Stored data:
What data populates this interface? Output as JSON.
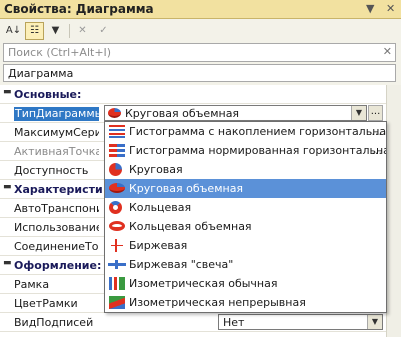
{
  "window": {
    "title": "Свойства: Диаграмма",
    "pin_glyph": "▼",
    "close_glyph": "✕"
  },
  "toolbar": {
    "buttons": [
      {
        "name": "sort-az-icon",
        "glyph": "A↓"
      },
      {
        "name": "group-categories-icon",
        "glyph": "☷"
      },
      {
        "name": "filter-icon",
        "glyph": "▼"
      },
      {
        "name": "clear-icon",
        "glyph": "✕"
      },
      {
        "name": "apply-icon",
        "glyph": "✓"
      }
    ]
  },
  "search": {
    "placeholder": "Поиск (Ctrl+Alt+I)",
    "clear_glyph": "✕"
  },
  "object_selector": {
    "value": "Диаграмма"
  },
  "properties": [
    {
      "label": "Основные:",
      "group": true
    },
    {
      "label": "ТипДиаграммы",
      "value": "Круговая объемная",
      "selected": true
    },
    {
      "label": "МаксимумСерий"
    },
    {
      "label": "АктивнаяТочка",
      "dim": true
    },
    {
      "label": "Доступность"
    },
    {
      "label": "Характеристик",
      "group": true
    },
    {
      "label": "АвтоТранспониро"
    },
    {
      "label": "ИспользованиеН"
    },
    {
      "label": "СоединениеТочек"
    },
    {
      "label": "Оформление:",
      "group": true
    },
    {
      "label": "Рамка"
    },
    {
      "label": "ЦветРамки"
    },
    {
      "label": "ВидПодписей",
      "value": "Нет"
    }
  ],
  "dropdown": {
    "items": [
      {
        "label": "Гистограмма с накоплением горизонтальная об",
        "icon": "bars",
        "icon_name": "stacked-bar-chart-icon",
        "ellipsis": "..."
      },
      {
        "label": "Гистограмма нормированная горизонтальная о",
        "icon": "bars2",
        "icon_name": "normalized-bar-chart-icon",
        "ellipsis": "..."
      },
      {
        "label": "Круговая",
        "icon": "pie2d",
        "icon_name": "pie-chart-icon"
      },
      {
        "label": "Круговая объемная",
        "icon": "pie3d",
        "icon_name": "pie-3d-chart-icon",
        "highlighted": true
      },
      {
        "label": "Кольцевая",
        "icon": "ring",
        "icon_name": "doughnut-chart-icon"
      },
      {
        "label": "Кольцевая объемная",
        "icon": "ring3d",
        "icon_name": "doughnut-3d-chart-icon"
      },
      {
        "label": "Биржевая",
        "icon": "stock",
        "icon_name": "stock-chart-icon"
      },
      {
        "label": "Биржевая \"свеча\"",
        "icon": "candle",
        "icon_name": "candlestick-chart-icon"
      },
      {
        "label": "Изометрическая обычная",
        "icon": "iso",
        "icon_name": "isometric-chart-icon"
      },
      {
        "label": "Изометрическая непрерывная",
        "icon": "iso2",
        "icon_name": "isometric-continuous-chart-icon"
      }
    ]
  },
  "colors": {
    "title_bg": "#f2e1a0",
    "selection": "#2f78c5",
    "highlight": "#5b91d8",
    "red": "#e03020",
    "blue": "#3a6fc8"
  }
}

Challenge>
Copy every line that includes the string "объемная" from the material above.

Result of the task>
      "value": "Круговая объемная",
        "label": "Круговая объемная",
        "label": "Кольцевая объемная",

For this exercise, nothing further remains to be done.